• _WRITTEN REQUEST_
Identify all lines in the data containing the string "electrical". Copy them out.

───── DATA IN THIS EXERCISE ─────

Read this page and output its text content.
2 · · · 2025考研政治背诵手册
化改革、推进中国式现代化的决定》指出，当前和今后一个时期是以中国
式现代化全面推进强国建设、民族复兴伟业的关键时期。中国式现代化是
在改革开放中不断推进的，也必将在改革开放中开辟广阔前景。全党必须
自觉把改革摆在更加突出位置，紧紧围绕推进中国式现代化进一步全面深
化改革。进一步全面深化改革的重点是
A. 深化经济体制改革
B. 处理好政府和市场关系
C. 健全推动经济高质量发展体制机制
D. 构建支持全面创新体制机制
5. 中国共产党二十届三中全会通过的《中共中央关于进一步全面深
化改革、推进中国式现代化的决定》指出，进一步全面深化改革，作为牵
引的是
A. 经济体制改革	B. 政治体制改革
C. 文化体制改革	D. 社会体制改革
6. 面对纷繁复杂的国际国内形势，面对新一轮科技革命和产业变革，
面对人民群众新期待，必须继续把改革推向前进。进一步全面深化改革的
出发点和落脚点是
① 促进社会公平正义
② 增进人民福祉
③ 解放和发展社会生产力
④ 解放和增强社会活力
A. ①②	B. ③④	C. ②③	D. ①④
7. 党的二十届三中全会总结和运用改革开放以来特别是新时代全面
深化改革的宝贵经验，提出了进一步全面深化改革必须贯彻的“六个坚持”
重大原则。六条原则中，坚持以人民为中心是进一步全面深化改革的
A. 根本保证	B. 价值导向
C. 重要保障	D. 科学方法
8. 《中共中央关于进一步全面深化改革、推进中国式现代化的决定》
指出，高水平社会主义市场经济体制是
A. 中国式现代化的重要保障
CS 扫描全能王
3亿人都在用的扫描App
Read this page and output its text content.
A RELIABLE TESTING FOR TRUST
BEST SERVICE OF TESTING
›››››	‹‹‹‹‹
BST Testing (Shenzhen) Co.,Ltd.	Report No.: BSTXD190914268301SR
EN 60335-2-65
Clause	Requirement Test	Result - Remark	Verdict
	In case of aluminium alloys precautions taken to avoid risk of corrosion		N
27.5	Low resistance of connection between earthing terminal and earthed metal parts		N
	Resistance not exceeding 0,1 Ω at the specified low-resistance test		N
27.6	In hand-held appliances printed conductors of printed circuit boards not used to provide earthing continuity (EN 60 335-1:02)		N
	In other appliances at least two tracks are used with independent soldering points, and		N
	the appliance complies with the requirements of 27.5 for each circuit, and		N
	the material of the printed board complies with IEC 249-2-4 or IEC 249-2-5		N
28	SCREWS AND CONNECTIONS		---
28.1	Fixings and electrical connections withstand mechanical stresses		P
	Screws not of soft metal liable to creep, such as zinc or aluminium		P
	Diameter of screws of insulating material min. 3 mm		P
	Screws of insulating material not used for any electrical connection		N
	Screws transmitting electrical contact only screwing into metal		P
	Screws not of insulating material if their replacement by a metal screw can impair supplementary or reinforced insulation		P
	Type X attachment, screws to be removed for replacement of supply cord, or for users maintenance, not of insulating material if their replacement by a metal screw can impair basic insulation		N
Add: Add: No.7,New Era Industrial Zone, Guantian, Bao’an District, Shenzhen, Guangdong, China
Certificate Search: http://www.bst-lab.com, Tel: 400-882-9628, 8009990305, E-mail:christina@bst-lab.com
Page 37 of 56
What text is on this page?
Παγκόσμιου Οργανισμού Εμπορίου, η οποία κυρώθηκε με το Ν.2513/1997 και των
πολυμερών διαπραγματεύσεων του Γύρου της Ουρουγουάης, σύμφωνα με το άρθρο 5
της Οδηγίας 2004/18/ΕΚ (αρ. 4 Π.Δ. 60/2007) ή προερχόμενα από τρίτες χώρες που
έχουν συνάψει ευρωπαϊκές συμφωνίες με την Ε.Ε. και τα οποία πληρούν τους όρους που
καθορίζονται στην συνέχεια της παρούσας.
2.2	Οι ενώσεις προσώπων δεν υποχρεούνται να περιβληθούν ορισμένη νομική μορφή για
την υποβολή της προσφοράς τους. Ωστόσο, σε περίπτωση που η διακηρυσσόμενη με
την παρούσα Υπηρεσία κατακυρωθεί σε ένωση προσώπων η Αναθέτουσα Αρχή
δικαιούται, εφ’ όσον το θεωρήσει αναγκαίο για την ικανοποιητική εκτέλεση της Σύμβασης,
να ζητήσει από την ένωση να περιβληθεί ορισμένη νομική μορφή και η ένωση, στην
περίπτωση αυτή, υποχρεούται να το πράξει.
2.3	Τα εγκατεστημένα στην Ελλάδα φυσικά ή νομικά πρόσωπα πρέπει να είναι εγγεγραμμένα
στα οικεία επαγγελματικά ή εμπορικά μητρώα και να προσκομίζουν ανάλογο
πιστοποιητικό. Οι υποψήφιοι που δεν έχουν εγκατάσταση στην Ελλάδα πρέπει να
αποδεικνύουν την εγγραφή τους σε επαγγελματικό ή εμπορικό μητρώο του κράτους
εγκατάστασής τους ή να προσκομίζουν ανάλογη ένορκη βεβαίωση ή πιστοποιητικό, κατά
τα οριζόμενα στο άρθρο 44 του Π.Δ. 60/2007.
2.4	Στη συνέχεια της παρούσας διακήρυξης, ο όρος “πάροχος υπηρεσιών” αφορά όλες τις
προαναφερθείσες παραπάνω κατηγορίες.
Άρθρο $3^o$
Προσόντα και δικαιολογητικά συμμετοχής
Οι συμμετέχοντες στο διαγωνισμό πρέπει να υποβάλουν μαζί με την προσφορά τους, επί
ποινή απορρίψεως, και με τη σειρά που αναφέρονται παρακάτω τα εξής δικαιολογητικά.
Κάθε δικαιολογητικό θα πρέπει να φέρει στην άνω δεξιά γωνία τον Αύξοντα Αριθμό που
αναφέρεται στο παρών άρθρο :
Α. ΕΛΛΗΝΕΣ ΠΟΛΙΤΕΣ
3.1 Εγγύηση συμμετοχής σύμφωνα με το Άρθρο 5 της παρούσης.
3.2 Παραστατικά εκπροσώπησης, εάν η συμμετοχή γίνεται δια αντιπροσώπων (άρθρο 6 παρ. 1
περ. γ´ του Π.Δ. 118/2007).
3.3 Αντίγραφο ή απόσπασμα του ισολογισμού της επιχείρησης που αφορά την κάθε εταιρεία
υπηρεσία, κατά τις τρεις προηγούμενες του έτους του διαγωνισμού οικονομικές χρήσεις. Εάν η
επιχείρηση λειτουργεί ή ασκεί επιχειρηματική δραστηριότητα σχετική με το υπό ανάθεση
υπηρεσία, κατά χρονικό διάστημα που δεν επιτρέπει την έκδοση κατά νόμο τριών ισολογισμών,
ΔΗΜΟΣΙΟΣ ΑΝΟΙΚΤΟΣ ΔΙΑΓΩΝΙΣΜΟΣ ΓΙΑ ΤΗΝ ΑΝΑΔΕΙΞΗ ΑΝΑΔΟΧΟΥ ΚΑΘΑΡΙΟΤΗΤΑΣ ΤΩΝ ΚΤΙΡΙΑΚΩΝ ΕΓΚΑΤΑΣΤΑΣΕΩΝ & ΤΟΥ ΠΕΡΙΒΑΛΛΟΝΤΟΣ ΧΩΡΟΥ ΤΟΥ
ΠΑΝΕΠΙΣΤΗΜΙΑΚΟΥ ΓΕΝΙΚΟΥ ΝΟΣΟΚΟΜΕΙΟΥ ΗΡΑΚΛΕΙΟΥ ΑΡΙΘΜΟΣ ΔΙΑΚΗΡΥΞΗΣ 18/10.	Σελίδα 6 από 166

─────

• _SOLUTION BELOW_
28.1	Fixings and electrical connections withstand mechanical stresses		P
	Screws of insulating material not used for any electrical connection		N
	Screws transmitting electrical contact only screwing into metal		P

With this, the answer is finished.